» **EXERCISE TASK**: How many lines of the material below contain the string "image"? Answer with the number and nothing else.

• • • •

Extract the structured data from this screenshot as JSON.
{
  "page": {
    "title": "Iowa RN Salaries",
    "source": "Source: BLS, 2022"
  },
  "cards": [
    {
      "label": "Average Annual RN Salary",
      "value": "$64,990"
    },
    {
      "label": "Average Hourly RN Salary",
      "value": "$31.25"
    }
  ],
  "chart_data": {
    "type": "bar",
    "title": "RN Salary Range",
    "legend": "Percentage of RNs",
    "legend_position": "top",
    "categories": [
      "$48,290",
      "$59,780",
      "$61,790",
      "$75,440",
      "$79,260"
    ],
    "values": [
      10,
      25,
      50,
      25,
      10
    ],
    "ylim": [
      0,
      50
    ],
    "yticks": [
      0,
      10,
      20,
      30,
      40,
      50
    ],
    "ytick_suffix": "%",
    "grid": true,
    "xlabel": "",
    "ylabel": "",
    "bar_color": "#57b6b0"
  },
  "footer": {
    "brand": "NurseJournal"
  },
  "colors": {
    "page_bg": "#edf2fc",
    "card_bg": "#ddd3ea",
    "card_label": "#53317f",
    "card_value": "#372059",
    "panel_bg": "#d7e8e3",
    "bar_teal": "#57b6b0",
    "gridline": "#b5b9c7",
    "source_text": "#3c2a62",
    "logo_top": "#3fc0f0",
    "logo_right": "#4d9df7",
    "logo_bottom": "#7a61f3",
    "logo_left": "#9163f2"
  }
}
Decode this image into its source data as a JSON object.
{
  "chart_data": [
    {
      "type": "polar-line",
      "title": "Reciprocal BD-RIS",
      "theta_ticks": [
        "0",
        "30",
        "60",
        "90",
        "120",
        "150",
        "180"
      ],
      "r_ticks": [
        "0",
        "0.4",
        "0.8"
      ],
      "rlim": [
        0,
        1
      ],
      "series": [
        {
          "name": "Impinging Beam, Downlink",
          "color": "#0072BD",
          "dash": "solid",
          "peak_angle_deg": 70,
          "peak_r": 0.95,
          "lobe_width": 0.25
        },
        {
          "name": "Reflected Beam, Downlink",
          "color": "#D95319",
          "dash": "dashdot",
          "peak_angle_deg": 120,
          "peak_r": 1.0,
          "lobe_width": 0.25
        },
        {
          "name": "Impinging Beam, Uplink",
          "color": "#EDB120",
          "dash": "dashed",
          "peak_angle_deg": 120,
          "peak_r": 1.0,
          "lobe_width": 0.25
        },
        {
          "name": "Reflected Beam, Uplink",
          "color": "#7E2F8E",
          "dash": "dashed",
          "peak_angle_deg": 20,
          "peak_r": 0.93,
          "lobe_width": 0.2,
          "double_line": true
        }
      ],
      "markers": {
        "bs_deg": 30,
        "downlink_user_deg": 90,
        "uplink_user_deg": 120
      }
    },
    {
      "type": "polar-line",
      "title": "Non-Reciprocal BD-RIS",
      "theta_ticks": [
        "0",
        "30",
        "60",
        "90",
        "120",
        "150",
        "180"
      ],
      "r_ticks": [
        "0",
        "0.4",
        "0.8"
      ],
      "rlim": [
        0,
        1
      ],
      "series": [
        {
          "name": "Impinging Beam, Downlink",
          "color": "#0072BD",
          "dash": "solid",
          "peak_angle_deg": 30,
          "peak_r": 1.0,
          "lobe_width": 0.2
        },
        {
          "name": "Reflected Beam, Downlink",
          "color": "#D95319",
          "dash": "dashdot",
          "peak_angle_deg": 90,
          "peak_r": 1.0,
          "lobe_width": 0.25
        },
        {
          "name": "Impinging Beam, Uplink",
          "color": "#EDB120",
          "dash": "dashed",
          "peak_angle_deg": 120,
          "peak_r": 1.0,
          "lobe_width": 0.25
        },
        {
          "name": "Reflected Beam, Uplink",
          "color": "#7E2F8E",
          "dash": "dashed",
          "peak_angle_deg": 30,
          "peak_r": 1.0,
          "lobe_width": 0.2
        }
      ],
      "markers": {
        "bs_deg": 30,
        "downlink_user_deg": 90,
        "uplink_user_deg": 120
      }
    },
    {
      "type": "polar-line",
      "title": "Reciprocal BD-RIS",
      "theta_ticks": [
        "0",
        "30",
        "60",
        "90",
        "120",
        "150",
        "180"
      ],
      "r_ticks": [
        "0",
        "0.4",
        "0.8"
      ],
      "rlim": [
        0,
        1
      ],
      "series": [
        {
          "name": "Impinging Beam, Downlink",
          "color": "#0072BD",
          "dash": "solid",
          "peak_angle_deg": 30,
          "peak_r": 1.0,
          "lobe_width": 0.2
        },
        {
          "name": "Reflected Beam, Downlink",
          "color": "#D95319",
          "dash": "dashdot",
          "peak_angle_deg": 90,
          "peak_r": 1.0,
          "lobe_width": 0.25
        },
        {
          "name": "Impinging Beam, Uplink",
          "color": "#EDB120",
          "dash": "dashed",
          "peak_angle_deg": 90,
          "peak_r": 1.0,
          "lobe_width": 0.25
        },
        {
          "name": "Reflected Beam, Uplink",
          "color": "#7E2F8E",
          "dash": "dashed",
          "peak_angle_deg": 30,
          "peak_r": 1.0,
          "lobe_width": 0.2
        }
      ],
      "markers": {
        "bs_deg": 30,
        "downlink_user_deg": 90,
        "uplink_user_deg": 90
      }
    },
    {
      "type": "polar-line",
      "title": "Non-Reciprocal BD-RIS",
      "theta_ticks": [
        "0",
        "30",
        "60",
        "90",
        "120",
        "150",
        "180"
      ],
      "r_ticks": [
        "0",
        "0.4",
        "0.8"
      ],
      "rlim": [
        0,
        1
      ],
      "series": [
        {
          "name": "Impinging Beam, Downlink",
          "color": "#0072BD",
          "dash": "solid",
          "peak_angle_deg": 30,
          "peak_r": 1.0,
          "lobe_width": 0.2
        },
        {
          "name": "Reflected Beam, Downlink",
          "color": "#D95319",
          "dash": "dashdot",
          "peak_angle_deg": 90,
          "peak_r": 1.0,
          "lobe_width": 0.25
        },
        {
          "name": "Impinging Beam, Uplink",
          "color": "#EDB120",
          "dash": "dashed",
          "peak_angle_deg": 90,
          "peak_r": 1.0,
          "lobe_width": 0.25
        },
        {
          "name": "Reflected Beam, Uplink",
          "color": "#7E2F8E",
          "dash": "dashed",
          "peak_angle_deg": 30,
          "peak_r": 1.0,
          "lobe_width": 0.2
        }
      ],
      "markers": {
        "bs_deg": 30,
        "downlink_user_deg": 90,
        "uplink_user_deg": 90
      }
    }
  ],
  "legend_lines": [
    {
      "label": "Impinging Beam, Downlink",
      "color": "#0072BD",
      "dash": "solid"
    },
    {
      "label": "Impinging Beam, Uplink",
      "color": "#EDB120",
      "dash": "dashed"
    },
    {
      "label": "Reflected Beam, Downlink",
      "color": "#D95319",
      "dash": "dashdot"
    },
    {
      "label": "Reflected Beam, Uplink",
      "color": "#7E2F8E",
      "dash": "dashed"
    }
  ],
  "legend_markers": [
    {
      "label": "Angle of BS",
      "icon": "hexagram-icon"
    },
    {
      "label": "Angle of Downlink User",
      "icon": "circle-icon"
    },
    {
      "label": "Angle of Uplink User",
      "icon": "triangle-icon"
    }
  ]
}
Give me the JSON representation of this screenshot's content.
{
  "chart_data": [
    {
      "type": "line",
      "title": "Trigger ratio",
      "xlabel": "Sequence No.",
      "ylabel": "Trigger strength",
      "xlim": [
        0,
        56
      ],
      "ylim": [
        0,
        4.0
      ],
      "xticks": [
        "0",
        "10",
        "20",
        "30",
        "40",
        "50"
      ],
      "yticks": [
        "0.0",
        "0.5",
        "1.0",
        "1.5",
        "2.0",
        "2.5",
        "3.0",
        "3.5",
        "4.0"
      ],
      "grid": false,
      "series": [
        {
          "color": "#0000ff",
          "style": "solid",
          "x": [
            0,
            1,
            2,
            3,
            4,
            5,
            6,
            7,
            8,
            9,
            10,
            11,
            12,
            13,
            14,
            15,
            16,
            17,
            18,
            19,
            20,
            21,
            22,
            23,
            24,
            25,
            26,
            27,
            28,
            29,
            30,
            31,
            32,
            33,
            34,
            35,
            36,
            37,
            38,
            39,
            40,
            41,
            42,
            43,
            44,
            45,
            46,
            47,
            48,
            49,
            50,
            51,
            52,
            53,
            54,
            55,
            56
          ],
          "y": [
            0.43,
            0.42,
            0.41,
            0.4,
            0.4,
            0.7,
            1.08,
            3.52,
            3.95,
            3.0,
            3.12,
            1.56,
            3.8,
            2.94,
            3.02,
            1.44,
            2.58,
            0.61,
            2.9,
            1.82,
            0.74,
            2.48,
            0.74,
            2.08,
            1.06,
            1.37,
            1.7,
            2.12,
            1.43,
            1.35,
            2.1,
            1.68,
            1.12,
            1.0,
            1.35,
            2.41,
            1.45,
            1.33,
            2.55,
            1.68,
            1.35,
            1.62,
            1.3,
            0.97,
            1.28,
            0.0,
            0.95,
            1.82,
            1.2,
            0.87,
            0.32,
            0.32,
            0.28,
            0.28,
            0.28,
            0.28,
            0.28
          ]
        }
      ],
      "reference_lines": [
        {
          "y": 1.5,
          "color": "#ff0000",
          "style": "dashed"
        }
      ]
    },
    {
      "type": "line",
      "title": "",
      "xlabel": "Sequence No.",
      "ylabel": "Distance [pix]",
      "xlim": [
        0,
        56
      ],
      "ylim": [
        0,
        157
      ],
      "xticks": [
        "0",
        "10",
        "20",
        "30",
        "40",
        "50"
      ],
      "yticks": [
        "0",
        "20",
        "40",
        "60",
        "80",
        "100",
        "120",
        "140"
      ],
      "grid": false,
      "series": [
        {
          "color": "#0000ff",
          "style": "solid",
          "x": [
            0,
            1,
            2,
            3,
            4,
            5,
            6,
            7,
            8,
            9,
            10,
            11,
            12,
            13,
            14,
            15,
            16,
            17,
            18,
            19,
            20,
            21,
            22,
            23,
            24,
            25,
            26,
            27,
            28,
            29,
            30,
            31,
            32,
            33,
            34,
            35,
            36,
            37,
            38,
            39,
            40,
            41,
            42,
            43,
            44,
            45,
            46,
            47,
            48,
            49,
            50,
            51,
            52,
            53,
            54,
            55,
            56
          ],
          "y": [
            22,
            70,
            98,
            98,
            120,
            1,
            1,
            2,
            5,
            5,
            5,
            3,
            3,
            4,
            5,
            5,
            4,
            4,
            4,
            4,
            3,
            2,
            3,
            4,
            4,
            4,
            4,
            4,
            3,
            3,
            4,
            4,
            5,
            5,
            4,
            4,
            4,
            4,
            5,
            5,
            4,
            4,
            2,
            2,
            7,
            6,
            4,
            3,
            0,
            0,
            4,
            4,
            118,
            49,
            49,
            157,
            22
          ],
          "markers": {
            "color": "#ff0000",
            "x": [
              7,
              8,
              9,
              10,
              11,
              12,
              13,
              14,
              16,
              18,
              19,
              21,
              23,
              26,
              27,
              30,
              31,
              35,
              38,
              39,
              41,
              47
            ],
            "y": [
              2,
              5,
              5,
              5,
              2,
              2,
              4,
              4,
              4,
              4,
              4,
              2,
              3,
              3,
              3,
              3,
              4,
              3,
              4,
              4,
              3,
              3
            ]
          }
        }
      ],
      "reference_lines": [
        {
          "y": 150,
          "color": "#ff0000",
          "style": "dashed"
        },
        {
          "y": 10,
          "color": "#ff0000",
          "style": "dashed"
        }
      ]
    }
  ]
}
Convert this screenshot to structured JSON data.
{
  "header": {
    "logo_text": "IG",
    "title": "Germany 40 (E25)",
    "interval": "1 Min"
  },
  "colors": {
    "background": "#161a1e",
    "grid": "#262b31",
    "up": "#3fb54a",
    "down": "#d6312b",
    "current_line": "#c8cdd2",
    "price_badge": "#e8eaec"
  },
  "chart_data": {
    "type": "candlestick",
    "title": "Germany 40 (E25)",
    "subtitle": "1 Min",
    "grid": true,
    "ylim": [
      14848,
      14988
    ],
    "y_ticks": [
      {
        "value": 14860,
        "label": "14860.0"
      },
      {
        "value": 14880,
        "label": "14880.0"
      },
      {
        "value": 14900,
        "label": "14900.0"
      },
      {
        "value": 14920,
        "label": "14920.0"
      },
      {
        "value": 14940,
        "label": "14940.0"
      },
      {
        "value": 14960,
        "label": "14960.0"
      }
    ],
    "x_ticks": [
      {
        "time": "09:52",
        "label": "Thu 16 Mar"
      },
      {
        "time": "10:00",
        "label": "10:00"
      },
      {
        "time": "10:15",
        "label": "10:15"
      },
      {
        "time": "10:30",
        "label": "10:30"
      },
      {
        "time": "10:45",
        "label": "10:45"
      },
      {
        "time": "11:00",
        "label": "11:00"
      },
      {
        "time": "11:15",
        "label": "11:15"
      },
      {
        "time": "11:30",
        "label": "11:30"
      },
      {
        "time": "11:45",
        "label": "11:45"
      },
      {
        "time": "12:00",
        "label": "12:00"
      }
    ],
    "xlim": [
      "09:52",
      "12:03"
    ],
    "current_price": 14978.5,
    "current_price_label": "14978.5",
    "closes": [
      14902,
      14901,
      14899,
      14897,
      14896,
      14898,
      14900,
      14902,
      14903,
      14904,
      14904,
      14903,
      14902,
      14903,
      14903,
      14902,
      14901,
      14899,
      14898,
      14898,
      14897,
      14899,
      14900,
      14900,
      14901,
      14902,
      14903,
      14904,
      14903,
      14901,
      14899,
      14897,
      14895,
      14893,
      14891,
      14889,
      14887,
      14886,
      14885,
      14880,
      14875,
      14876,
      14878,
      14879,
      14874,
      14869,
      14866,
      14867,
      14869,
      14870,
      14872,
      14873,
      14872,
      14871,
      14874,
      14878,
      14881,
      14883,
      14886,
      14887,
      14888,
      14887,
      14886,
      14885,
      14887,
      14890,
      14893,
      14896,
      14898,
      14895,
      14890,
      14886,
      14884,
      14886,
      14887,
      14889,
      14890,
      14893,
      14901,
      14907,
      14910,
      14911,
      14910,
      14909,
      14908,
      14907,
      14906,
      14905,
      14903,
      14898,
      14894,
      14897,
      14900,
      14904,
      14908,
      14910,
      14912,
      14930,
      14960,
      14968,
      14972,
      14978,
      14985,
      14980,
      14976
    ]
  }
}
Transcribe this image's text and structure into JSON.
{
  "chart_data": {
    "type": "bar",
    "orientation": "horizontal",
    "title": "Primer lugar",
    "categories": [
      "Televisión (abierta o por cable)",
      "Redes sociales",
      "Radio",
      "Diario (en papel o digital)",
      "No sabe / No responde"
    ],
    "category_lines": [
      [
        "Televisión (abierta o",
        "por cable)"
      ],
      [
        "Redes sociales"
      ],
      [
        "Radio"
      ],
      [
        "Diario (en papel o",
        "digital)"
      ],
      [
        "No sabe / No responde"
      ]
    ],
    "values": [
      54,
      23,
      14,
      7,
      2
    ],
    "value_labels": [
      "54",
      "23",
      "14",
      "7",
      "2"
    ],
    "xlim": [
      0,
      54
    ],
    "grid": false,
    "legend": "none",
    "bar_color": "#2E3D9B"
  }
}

• • • •

» **SOLUTION FOR THIS PROBLEM**: 2